[Records that describe figures]
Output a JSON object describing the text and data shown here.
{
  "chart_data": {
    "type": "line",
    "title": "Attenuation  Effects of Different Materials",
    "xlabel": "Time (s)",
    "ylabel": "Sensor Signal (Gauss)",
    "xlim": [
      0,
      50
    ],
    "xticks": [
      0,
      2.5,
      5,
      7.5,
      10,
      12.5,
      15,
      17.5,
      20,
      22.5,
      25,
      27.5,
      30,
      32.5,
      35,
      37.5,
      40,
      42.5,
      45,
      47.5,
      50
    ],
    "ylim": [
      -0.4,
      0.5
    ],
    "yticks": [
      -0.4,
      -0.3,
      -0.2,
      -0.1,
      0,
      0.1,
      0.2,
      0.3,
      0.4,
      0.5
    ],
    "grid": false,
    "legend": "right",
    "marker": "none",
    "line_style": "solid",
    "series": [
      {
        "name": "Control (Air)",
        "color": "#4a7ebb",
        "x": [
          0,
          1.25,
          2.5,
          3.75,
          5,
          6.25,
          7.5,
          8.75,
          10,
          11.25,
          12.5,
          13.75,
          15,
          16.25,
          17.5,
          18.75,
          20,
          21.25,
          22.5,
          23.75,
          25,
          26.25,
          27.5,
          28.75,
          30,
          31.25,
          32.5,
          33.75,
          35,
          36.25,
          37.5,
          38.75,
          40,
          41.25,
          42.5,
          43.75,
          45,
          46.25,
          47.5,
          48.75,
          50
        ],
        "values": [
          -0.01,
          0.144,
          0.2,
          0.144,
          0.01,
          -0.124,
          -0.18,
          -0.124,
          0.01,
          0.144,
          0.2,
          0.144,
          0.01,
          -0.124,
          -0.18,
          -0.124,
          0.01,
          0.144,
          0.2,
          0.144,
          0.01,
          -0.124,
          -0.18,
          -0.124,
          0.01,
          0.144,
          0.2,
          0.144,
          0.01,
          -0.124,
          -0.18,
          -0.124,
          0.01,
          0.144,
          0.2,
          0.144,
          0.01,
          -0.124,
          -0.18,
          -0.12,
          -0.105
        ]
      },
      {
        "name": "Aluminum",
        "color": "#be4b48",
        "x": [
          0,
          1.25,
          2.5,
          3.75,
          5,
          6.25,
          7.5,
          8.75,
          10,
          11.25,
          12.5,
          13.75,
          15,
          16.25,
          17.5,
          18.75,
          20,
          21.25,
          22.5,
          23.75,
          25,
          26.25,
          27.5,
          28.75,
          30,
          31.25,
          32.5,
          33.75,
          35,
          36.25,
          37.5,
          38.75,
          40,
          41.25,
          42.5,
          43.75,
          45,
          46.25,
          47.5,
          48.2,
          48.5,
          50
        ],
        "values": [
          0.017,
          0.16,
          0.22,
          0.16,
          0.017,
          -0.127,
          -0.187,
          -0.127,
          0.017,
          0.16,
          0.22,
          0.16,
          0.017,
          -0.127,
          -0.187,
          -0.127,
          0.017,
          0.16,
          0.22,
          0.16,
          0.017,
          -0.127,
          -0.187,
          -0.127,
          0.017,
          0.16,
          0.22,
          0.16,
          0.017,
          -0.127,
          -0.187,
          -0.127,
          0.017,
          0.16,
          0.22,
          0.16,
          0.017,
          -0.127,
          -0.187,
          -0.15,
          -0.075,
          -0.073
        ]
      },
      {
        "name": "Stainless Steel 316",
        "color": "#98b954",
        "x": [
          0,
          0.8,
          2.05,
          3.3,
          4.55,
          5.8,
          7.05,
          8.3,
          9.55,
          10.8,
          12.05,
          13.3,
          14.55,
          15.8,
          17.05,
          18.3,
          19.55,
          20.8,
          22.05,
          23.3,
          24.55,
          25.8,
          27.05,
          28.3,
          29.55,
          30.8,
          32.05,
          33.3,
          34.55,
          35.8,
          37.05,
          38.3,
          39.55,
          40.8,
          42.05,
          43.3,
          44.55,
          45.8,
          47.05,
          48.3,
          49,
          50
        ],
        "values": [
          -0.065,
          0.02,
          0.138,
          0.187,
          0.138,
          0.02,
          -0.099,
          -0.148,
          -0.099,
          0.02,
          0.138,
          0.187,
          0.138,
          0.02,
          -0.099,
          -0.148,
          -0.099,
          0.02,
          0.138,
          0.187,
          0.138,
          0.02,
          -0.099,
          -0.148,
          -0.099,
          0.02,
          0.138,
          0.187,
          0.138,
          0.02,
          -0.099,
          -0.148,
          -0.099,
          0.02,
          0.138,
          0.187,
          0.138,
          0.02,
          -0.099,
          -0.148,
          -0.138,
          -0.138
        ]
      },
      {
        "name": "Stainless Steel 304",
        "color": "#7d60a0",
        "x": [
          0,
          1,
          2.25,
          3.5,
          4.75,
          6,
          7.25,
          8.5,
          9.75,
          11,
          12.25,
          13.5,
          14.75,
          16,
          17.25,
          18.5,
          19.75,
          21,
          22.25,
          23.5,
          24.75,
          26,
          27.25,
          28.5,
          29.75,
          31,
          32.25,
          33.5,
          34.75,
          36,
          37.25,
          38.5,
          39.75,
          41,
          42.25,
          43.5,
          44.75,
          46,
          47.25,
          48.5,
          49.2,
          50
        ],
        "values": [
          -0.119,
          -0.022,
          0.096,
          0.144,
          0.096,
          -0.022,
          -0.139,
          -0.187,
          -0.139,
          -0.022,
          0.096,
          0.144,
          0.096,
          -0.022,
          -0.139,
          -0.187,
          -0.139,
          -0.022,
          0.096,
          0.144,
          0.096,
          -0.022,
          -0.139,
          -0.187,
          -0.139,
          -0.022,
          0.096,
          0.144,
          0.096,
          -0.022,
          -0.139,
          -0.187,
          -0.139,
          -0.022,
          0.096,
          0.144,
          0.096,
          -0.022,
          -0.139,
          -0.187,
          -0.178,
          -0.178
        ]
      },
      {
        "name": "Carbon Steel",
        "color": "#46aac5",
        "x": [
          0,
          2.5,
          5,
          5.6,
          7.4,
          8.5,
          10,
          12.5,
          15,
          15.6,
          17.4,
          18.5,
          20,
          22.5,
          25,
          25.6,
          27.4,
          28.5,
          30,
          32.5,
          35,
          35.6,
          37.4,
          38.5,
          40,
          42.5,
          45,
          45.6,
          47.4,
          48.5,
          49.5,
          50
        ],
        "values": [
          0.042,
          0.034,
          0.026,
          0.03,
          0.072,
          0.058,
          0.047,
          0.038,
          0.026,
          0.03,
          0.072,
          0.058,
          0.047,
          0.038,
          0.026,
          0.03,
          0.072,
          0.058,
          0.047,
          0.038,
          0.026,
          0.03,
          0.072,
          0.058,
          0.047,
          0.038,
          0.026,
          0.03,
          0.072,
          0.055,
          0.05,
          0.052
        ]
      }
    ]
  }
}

Exercise objective:
Note each line of the entries that has "Stainless" in it, and copy those lines.

Answer for the task:
        "name": "Stainless Steel 316",
        "name": "Stainless Steel 304",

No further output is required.